--- REQUIREMENTS ---
Within the material below, find each line bearing the word "Tổng" and present it.

Dataset entries on figures:
-- begin --

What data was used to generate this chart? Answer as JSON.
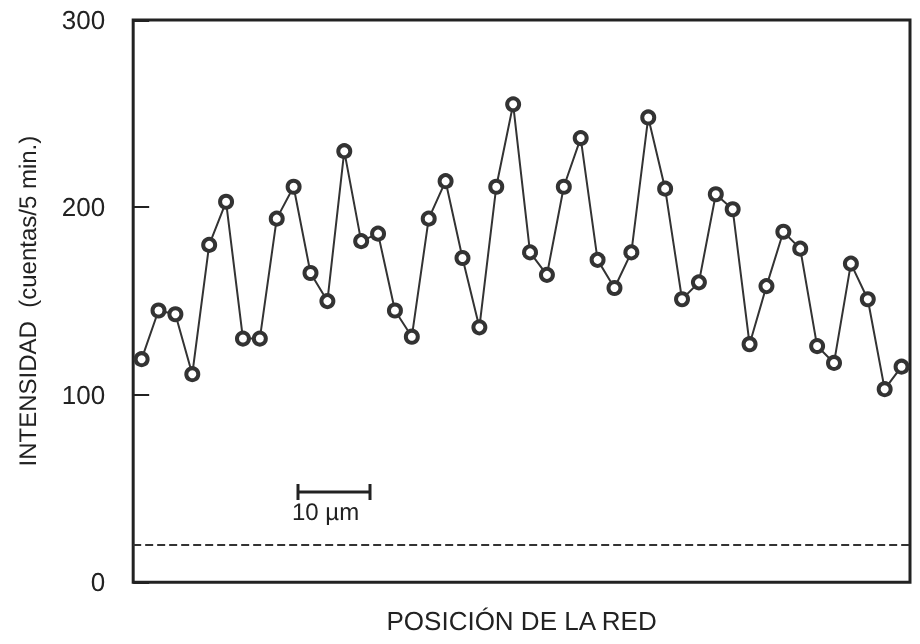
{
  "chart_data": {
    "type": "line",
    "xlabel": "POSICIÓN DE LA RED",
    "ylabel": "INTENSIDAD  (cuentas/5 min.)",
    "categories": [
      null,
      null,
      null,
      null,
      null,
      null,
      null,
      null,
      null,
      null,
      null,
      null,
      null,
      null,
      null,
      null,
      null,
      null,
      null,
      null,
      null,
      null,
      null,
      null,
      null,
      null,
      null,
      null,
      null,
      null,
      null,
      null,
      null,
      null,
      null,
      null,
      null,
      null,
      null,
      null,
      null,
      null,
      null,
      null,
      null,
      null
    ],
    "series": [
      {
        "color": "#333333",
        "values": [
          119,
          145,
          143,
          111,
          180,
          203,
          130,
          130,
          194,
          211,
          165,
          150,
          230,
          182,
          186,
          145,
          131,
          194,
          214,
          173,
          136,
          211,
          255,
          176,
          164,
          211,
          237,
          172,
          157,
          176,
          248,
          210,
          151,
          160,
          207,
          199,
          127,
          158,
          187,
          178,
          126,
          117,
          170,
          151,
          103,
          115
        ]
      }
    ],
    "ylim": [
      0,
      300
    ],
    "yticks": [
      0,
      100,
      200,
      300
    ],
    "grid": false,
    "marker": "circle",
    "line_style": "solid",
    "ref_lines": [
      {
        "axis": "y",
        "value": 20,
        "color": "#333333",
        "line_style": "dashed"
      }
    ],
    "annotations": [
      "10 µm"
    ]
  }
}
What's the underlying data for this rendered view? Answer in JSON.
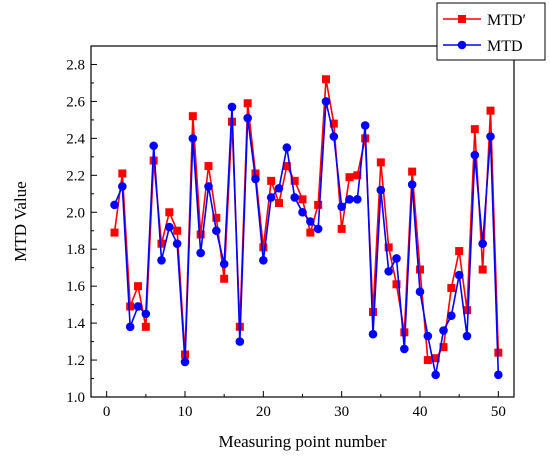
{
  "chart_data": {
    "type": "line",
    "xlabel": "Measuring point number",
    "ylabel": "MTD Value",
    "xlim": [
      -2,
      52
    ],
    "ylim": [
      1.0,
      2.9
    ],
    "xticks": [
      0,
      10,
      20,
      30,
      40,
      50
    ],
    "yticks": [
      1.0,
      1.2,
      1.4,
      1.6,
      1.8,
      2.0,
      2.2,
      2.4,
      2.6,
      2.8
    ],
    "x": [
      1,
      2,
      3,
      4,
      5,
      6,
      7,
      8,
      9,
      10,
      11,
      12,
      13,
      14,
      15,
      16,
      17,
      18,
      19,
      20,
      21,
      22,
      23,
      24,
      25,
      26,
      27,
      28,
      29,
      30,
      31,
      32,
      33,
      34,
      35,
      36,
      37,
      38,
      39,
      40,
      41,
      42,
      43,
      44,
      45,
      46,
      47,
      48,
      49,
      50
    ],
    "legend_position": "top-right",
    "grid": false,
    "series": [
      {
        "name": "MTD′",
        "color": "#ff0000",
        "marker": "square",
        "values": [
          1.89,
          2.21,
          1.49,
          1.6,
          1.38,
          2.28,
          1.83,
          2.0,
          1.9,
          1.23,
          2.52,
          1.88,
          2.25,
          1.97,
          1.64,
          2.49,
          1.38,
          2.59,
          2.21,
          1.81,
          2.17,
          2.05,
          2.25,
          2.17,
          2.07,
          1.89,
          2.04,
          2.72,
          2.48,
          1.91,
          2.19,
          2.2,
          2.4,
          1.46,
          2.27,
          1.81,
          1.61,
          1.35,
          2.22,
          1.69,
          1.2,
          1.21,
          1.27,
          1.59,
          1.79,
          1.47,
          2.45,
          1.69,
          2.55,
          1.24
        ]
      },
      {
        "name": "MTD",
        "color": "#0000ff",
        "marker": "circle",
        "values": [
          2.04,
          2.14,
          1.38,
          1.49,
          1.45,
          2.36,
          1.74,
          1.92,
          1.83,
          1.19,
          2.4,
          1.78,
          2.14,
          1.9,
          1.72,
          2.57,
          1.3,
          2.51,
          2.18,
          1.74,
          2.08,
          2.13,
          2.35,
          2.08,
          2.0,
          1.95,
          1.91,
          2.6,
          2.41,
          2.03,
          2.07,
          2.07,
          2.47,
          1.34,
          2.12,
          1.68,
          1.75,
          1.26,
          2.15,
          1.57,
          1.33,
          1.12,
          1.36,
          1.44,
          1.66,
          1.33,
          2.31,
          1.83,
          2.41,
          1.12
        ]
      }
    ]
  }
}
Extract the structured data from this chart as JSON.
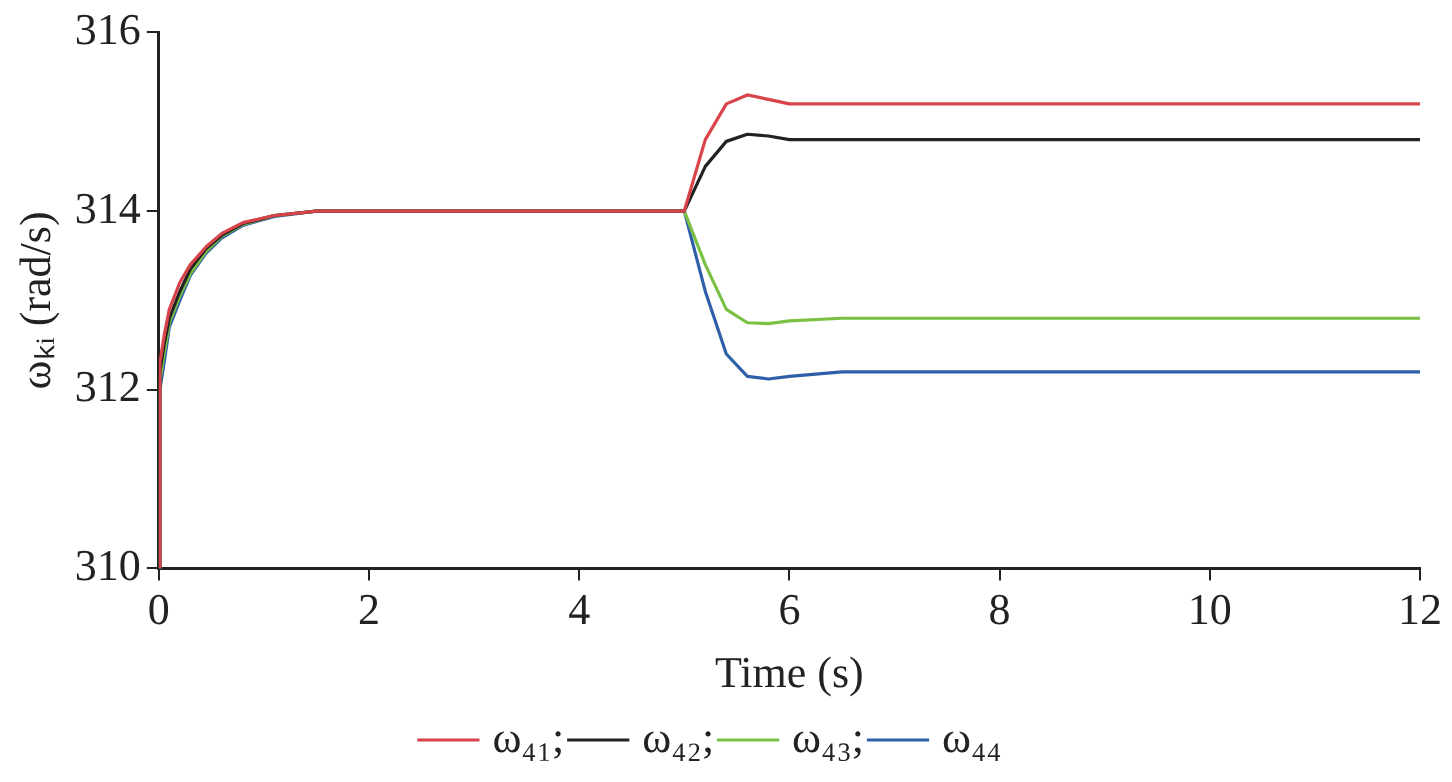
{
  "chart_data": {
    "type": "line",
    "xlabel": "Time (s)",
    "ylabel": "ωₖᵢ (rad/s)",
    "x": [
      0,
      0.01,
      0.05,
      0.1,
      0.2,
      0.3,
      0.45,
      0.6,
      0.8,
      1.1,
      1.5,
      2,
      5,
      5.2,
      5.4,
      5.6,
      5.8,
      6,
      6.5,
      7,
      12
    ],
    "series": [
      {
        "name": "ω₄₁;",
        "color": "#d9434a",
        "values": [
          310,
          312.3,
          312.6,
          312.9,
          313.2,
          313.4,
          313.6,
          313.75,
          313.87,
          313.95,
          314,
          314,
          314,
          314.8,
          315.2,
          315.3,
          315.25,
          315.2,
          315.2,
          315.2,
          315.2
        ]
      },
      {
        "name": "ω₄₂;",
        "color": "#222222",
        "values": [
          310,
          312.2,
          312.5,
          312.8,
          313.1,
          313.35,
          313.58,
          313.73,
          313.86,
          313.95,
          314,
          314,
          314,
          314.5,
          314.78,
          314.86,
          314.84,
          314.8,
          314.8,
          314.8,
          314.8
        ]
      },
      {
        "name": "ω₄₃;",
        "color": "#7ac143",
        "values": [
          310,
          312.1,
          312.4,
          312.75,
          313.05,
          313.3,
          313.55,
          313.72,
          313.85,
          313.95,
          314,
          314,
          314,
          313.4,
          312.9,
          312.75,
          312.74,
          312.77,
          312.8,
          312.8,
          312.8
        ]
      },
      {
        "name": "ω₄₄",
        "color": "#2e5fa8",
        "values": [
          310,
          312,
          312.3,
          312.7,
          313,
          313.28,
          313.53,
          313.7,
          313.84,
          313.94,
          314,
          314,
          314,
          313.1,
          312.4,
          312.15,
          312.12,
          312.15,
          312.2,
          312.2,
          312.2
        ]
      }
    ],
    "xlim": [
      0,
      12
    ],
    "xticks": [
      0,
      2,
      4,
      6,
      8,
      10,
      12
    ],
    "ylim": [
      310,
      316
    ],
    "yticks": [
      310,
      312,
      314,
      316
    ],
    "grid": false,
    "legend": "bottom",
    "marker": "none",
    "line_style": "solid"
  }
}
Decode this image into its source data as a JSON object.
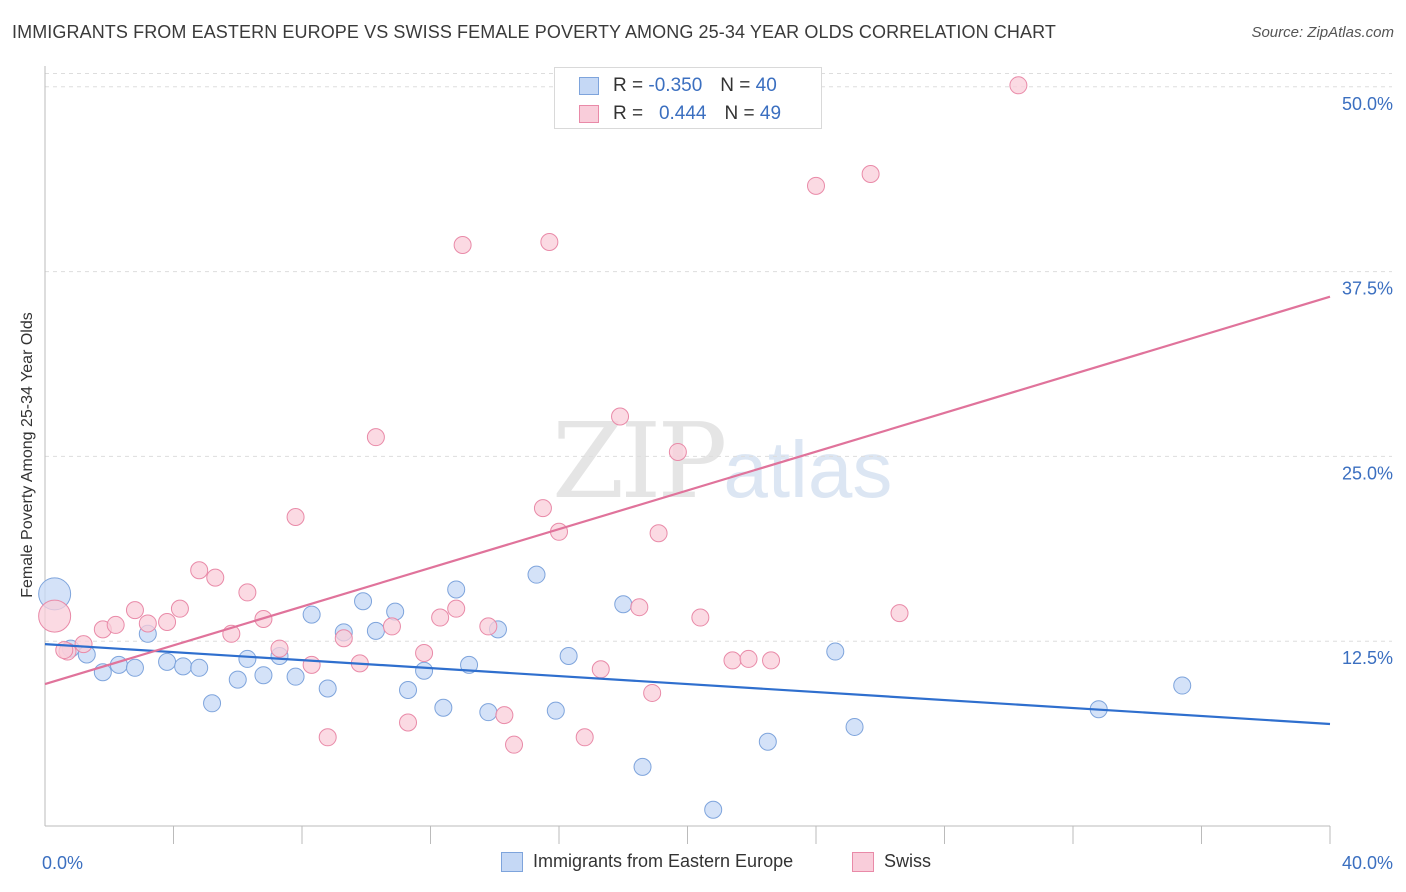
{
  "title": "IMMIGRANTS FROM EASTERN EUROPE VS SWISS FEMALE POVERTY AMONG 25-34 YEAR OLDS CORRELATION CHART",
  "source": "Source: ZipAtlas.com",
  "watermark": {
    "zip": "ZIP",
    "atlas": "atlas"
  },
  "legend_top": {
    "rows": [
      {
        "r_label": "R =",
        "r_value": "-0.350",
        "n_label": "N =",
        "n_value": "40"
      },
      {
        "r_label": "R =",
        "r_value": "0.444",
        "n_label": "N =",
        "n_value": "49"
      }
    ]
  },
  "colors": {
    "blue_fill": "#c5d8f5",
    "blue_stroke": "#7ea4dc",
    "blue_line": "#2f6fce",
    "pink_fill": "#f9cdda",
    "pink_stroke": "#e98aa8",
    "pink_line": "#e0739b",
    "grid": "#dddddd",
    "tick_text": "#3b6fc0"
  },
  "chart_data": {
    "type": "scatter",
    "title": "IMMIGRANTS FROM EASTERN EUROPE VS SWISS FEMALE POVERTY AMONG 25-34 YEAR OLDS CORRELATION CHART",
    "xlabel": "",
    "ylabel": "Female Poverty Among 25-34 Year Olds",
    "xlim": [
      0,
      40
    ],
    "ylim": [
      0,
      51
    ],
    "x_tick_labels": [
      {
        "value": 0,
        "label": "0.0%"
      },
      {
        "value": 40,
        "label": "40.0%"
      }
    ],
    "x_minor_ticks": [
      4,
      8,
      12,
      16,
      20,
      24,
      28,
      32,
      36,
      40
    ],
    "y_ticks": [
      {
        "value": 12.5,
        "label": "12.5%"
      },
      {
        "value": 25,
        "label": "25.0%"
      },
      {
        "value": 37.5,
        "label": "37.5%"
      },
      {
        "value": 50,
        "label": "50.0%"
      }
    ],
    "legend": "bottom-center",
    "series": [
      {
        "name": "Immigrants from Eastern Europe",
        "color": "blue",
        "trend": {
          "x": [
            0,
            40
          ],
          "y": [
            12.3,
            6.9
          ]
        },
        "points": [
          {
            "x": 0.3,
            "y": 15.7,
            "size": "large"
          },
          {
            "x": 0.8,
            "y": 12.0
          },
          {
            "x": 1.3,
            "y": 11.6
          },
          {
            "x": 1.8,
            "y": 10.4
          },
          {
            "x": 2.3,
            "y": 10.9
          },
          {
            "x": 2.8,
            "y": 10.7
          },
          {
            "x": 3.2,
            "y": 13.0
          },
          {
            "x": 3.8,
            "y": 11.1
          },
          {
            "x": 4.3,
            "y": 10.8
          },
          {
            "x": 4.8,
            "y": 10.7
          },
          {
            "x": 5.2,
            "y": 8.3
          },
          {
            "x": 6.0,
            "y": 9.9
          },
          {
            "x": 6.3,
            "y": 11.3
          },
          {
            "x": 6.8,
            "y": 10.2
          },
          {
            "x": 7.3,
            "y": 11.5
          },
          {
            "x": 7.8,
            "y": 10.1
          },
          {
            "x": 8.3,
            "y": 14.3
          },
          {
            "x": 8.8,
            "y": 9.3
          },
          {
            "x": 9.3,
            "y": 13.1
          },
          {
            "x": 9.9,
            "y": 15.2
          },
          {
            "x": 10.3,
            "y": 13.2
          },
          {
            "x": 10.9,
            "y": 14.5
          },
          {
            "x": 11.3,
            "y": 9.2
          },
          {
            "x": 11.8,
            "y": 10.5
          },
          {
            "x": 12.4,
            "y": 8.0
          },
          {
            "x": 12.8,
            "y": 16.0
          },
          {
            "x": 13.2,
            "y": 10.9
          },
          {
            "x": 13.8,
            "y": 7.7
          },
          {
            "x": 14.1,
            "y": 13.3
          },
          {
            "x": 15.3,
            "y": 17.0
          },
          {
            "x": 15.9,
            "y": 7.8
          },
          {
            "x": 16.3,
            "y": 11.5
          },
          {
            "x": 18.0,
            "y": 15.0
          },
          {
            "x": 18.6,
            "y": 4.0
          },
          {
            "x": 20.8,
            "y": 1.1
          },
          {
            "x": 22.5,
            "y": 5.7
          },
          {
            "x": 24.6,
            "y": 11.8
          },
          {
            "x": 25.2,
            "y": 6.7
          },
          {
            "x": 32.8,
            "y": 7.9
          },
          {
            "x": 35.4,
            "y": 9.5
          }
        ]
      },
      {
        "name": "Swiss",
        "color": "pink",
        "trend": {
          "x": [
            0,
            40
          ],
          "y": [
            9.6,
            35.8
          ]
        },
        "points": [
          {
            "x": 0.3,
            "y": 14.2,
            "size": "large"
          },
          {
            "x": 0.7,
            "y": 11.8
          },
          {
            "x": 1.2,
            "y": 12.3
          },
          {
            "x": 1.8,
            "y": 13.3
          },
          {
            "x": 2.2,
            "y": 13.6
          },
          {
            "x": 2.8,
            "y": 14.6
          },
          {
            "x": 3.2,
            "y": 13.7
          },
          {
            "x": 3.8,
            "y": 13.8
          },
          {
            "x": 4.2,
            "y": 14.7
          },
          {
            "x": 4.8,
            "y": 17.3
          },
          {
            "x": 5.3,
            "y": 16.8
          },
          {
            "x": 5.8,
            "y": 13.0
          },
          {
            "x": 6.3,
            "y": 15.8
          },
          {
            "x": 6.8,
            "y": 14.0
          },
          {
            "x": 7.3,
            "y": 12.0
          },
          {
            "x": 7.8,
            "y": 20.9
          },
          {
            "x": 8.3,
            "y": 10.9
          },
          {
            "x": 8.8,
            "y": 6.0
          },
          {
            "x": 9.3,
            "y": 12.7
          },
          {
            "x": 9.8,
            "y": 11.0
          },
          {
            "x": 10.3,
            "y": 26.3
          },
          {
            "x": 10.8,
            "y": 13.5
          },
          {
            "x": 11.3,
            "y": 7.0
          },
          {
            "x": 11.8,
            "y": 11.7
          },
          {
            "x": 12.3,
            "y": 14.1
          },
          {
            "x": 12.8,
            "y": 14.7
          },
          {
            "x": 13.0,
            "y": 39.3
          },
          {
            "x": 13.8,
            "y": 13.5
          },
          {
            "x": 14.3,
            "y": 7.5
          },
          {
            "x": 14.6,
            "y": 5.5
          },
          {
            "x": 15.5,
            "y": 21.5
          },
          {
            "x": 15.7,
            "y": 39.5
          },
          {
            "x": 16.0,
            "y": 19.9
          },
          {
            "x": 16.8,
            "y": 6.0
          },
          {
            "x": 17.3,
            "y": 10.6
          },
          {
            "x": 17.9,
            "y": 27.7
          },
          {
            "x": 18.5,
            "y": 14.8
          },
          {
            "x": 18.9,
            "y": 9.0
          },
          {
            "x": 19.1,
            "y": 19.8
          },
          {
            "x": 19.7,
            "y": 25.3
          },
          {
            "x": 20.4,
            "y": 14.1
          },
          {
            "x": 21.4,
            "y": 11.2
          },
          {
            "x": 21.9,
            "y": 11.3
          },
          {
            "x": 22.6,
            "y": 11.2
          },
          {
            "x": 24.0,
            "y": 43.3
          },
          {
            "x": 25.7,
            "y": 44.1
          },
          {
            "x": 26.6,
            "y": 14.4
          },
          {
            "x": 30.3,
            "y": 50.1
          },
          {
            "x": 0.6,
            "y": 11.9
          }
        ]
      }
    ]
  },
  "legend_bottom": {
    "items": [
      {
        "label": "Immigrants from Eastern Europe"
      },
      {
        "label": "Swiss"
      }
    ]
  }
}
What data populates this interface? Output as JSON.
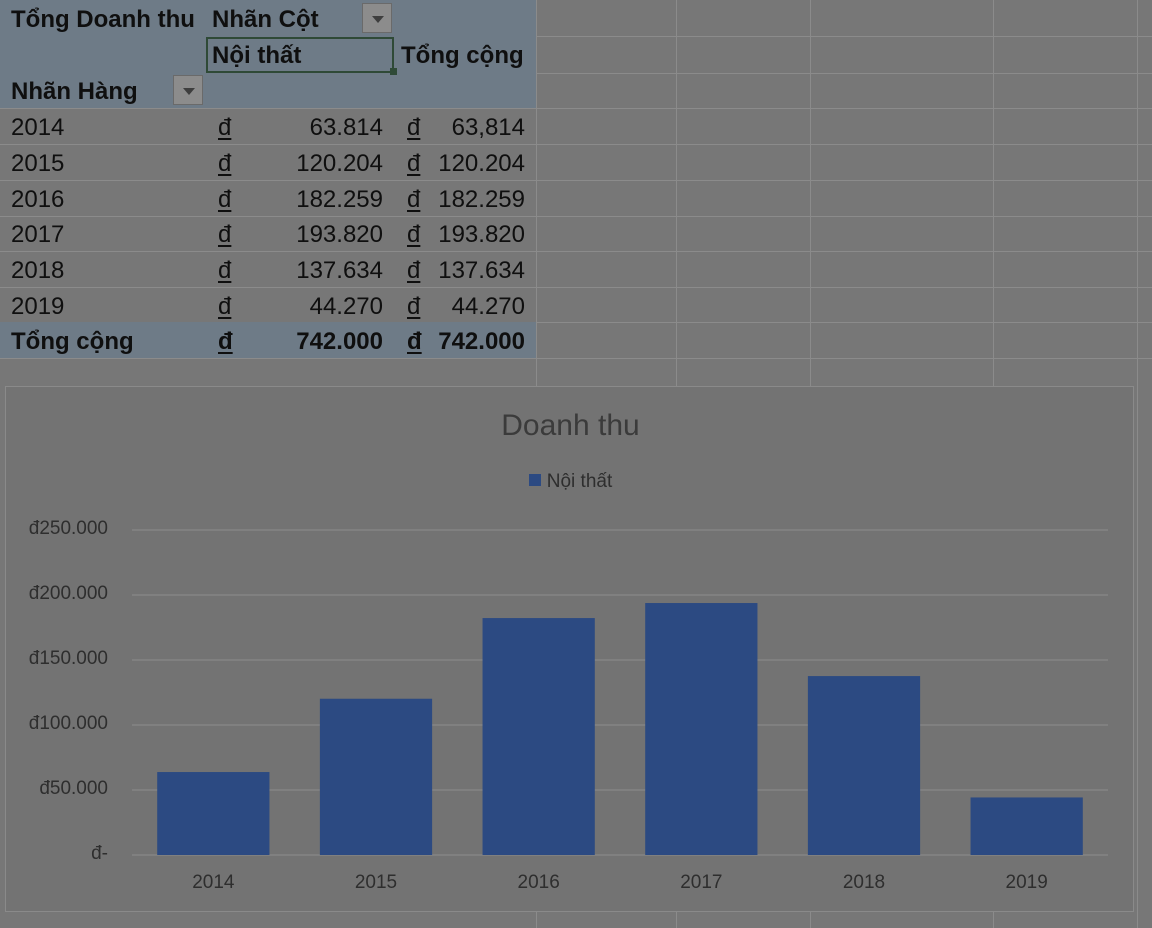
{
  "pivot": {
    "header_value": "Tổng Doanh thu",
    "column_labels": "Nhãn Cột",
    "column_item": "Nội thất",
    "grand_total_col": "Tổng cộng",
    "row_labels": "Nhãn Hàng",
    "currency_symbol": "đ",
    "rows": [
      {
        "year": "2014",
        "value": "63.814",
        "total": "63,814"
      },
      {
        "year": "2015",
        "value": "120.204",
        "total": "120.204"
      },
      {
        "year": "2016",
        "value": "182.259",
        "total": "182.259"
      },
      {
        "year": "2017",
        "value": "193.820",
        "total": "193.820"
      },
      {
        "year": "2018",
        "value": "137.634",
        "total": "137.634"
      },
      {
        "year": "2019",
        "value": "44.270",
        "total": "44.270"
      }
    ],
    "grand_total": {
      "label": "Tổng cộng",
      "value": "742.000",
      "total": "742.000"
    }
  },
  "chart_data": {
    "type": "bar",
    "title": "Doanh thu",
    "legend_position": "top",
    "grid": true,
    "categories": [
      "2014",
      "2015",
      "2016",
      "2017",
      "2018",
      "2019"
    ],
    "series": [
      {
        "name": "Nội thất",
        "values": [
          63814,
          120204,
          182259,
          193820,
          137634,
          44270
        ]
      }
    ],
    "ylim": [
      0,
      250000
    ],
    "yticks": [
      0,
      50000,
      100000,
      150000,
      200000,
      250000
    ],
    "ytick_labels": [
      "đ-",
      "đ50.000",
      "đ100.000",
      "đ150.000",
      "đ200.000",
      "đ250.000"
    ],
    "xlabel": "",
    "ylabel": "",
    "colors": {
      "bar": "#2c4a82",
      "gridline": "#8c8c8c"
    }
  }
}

-- end --

--- THE ANSWER ---
    "header_value": "Tổng Doanh thu",
    "grand_total_col": "Tổng cộng",
      "label": "Tổng cộng",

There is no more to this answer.